§ **WHAT THE TASK REQUIRES**
The entries below are to be transcribed in full, without their images.

— start of SUPPLIED MATERIAL —

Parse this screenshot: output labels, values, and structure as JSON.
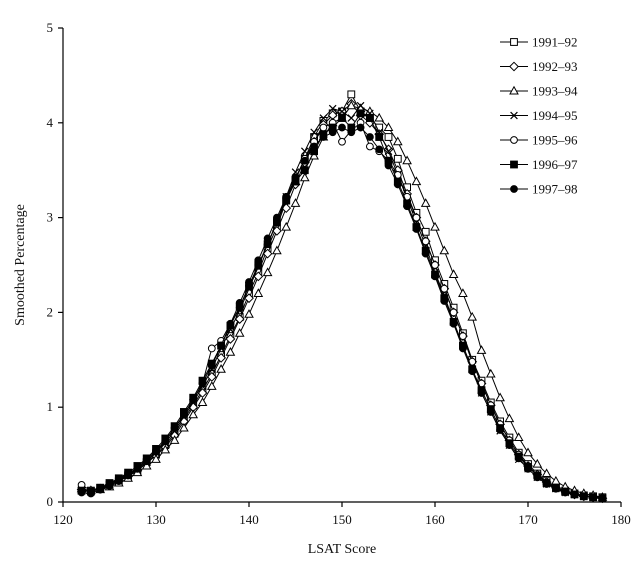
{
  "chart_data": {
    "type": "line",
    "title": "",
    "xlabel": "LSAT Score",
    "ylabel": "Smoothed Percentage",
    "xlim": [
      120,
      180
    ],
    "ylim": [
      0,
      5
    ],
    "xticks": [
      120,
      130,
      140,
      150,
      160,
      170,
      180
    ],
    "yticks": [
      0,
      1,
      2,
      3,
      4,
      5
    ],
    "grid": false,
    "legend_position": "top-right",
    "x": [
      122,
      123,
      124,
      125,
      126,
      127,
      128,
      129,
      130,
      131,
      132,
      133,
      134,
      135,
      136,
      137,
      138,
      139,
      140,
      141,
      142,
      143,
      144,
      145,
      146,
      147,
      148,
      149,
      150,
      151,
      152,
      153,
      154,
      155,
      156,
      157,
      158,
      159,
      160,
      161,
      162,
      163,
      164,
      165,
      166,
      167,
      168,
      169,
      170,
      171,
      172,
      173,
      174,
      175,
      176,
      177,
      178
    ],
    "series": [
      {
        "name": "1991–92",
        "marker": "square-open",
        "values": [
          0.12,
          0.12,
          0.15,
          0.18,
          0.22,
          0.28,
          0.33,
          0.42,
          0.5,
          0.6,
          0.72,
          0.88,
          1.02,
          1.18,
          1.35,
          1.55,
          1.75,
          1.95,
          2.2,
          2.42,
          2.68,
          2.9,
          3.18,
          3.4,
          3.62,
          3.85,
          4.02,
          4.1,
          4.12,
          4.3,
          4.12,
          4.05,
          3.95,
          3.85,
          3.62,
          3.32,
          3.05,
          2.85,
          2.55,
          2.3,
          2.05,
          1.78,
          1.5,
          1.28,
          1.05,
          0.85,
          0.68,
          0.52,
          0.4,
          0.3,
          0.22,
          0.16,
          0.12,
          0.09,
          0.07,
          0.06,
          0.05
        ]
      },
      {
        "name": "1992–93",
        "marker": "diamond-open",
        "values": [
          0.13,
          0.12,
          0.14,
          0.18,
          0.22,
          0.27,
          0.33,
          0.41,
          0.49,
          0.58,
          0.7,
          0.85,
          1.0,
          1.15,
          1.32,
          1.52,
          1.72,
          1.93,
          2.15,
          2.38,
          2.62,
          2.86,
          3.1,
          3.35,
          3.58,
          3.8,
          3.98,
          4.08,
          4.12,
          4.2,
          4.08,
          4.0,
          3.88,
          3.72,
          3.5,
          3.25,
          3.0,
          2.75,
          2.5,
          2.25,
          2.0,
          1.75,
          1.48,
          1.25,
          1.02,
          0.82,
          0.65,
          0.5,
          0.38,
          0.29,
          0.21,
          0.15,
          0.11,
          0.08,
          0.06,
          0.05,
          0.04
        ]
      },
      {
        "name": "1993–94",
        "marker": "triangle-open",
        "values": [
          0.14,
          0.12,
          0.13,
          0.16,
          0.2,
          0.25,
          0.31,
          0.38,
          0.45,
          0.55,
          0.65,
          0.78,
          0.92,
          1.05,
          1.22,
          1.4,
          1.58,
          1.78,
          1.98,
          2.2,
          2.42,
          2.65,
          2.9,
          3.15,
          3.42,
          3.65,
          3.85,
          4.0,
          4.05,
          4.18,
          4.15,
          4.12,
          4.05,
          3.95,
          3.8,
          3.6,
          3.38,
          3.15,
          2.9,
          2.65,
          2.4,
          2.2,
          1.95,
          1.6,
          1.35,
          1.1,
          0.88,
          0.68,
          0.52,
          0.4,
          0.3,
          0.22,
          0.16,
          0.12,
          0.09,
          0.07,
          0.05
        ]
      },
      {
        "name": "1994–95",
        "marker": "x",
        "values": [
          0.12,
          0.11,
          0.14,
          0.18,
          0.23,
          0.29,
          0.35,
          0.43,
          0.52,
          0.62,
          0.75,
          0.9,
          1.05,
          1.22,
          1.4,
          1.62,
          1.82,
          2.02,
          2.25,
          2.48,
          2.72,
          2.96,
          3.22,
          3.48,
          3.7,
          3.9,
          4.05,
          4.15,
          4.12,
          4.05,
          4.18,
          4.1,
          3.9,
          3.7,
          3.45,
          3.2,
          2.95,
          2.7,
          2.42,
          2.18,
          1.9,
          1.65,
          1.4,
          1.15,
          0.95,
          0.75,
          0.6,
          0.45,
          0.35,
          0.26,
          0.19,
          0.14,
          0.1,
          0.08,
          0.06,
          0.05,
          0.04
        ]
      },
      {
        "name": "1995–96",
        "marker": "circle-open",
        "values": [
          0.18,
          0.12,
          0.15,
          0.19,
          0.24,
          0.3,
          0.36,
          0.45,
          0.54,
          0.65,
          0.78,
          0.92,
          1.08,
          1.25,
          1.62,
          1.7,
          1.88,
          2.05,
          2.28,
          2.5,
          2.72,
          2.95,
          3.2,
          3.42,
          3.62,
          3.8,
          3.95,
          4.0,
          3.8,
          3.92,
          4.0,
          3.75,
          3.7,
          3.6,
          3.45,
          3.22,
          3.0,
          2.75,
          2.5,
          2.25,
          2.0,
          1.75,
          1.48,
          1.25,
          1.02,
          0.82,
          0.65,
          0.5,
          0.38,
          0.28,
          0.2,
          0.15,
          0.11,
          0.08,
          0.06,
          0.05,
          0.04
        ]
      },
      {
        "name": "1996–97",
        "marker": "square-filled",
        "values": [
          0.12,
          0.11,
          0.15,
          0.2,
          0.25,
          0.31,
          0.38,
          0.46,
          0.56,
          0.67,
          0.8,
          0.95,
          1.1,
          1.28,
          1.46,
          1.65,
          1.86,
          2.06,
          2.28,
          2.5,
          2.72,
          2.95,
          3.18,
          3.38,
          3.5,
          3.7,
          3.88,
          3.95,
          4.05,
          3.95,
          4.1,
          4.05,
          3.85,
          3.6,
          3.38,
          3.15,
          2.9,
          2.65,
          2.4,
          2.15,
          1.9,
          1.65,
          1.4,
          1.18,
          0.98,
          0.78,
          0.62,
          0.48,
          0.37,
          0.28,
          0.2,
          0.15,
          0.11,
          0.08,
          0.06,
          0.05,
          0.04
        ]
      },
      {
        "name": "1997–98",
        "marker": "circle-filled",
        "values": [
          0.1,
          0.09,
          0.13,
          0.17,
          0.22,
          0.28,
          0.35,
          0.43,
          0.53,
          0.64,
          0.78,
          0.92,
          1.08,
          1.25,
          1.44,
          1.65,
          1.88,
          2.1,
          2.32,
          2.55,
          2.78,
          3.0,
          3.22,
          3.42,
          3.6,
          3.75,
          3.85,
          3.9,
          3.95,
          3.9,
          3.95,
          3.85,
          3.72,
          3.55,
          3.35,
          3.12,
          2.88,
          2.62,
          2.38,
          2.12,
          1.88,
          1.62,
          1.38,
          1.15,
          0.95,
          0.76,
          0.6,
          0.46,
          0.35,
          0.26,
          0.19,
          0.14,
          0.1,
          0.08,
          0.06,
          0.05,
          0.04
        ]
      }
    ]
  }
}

— end of SUPPLIED MATERIAL —

§ **THE RESULT**
Parse this screenshot: output labels, values, and structure as JSON.
{
  "chart_data": {
    "type": "line",
    "title": "",
    "xlabel": "LSAT Score",
    "ylabel": "Smoothed Percentage",
    "xlim": [
      120,
      180
    ],
    "ylim": [
      0,
      5
    ],
    "xticks": [
      120,
      130,
      140,
      150,
      160,
      170,
      180
    ],
    "yticks": [
      0,
      1,
      2,
      3,
      4,
      5
    ],
    "grid": false,
    "legend_position": "top-right",
    "x": [
      122,
      123,
      124,
      125,
      126,
      127,
      128,
      129,
      130,
      131,
      132,
      133,
      134,
      135,
      136,
      137,
      138,
      139,
      140,
      141,
      142,
      143,
      144,
      145,
      146,
      147,
      148,
      149,
      150,
      151,
      152,
      153,
      154,
      155,
      156,
      157,
      158,
      159,
      160,
      161,
      162,
      163,
      164,
      165,
      166,
      167,
      168,
      169,
      170,
      171,
      172,
      173,
      174,
      175,
      176,
      177,
      178
    ],
    "series": [
      {
        "name": "1991–92",
        "marker": "square-open",
        "values": [
          0.12,
          0.12,
          0.15,
          0.18,
          0.22,
          0.28,
          0.33,
          0.42,
          0.5,
          0.6,
          0.72,
          0.88,
          1.02,
          1.18,
          1.35,
          1.55,
          1.75,
          1.95,
          2.2,
          2.42,
          2.68,
          2.9,
          3.18,
          3.4,
          3.62,
          3.85,
          4.02,
          4.1,
          4.12,
          4.3,
          4.12,
          4.05,
          3.95,
          3.85,
          3.62,
          3.32,
          3.05,
          2.85,
          2.55,
          2.3,
          2.05,
          1.78,
          1.5,
          1.28,
          1.05,
          0.85,
          0.68,
          0.52,
          0.4,
          0.3,
          0.22,
          0.16,
          0.12,
          0.09,
          0.07,
          0.06,
          0.05
        ]
      },
      {
        "name": "1992–93",
        "marker": "diamond-open",
        "values": [
          0.13,
          0.12,
          0.14,
          0.18,
          0.22,
          0.27,
          0.33,
          0.41,
          0.49,
          0.58,
          0.7,
          0.85,
          1.0,
          1.15,
          1.32,
          1.52,
          1.72,
          1.93,
          2.15,
          2.38,
          2.62,
          2.86,
          3.1,
          3.35,
          3.58,
          3.8,
          3.98,
          4.08,
          4.12,
          4.2,
          4.08,
          4.0,
          3.88,
          3.72,
          3.5,
          3.25,
          3.0,
          2.75,
          2.5,
          2.25,
          2.0,
          1.75,
          1.48,
          1.25,
          1.02,
          0.82,
          0.65,
          0.5,
          0.38,
          0.29,
          0.21,
          0.15,
          0.11,
          0.08,
          0.06,
          0.05,
          0.04
        ]
      },
      {
        "name": "1993–94",
        "marker": "triangle-open",
        "values": [
          0.14,
          0.12,
          0.13,
          0.16,
          0.2,
          0.25,
          0.31,
          0.38,
          0.45,
          0.55,
          0.65,
          0.78,
          0.92,
          1.05,
          1.22,
          1.4,
          1.58,
          1.78,
          1.98,
          2.2,
          2.42,
          2.65,
          2.9,
          3.15,
          3.42,
          3.65,
          3.85,
          4.0,
          4.05,
          4.18,
          4.15,
          4.12,
          4.05,
          3.95,
          3.8,
          3.6,
          3.38,
          3.15,
          2.9,
          2.65,
          2.4,
          2.2,
          1.95,
          1.6,
          1.35,
          1.1,
          0.88,
          0.68,
          0.52,
          0.4,
          0.3,
          0.22,
          0.16,
          0.12,
          0.09,
          0.07,
          0.05
        ]
      },
      {
        "name": "1994–95",
        "marker": "x",
        "values": [
          0.12,
          0.11,
          0.14,
          0.18,
          0.23,
          0.29,
          0.35,
          0.43,
          0.52,
          0.62,
          0.75,
          0.9,
          1.05,
          1.22,
          1.4,
          1.62,
          1.82,
          2.02,
          2.25,
          2.48,
          2.72,
          2.96,
          3.22,
          3.48,
          3.7,
          3.9,
          4.05,
          4.15,
          4.12,
          4.05,
          4.18,
          4.1,
          3.9,
          3.7,
          3.45,
          3.2,
          2.95,
          2.7,
          2.42,
          2.18,
          1.9,
          1.65,
          1.4,
          1.15,
          0.95,
          0.75,
          0.6,
          0.45,
          0.35,
          0.26,
          0.19,
          0.14,
          0.1,
          0.08,
          0.06,
          0.05,
          0.04
        ]
      },
      {
        "name": "1995–96",
        "marker": "circle-open",
        "values": [
          0.18,
          0.12,
          0.15,
          0.19,
          0.24,
          0.3,
          0.36,
          0.45,
          0.54,
          0.65,
          0.78,
          0.92,
          1.08,
          1.25,
          1.62,
          1.7,
          1.88,
          2.05,
          2.28,
          2.5,
          2.72,
          2.95,
          3.2,
          3.42,
          3.62,
          3.8,
          3.95,
          4.0,
          3.8,
          3.92,
          4.0,
          3.75,
          3.7,
          3.6,
          3.45,
          3.22,
          3.0,
          2.75,
          2.5,
          2.25,
          2.0,
          1.75,
          1.48,
          1.25,
          1.02,
          0.82,
          0.65,
          0.5,
          0.38,
          0.28,
          0.2,
          0.15,
          0.11,
          0.08,
          0.06,
          0.05,
          0.04
        ]
      },
      {
        "name": "1996–97",
        "marker": "square-filled",
        "values": [
          0.12,
          0.11,
          0.15,
          0.2,
          0.25,
          0.31,
          0.38,
          0.46,
          0.56,
          0.67,
          0.8,
          0.95,
          1.1,
          1.28,
          1.46,
          1.65,
          1.86,
          2.06,
          2.28,
          2.5,
          2.72,
          2.95,
          3.18,
          3.38,
          3.5,
          3.7,
          3.88,
          3.95,
          4.05,
          3.95,
          4.1,
          4.05,
          3.85,
          3.6,
          3.38,
          3.15,
          2.9,
          2.65,
          2.4,
          2.15,
          1.9,
          1.65,
          1.4,
          1.18,
          0.98,
          0.78,
          0.62,
          0.48,
          0.37,
          0.28,
          0.2,
          0.15,
          0.11,
          0.08,
          0.06,
          0.05,
          0.04
        ]
      },
      {
        "name": "1997–98",
        "marker": "circle-filled",
        "values": [
          0.1,
          0.09,
          0.13,
          0.17,
          0.22,
          0.28,
          0.35,
          0.43,
          0.53,
          0.64,
          0.78,
          0.92,
          1.08,
          1.25,
          1.44,
          1.65,
          1.88,
          2.1,
          2.32,
          2.55,
          2.78,
          3.0,
          3.22,
          3.42,
          3.6,
          3.75,
          3.85,
          3.9,
          3.95,
          3.9,
          3.95,
          3.85,
          3.72,
          3.55,
          3.35,
          3.12,
          2.88,
          2.62,
          2.38,
          2.12,
          1.88,
          1.62,
          1.38,
          1.15,
          0.95,
          0.76,
          0.6,
          0.46,
          0.35,
          0.26,
          0.19,
          0.14,
          0.1,
          0.08,
          0.06,
          0.05,
          0.04
        ]
      }
    ]
  }
}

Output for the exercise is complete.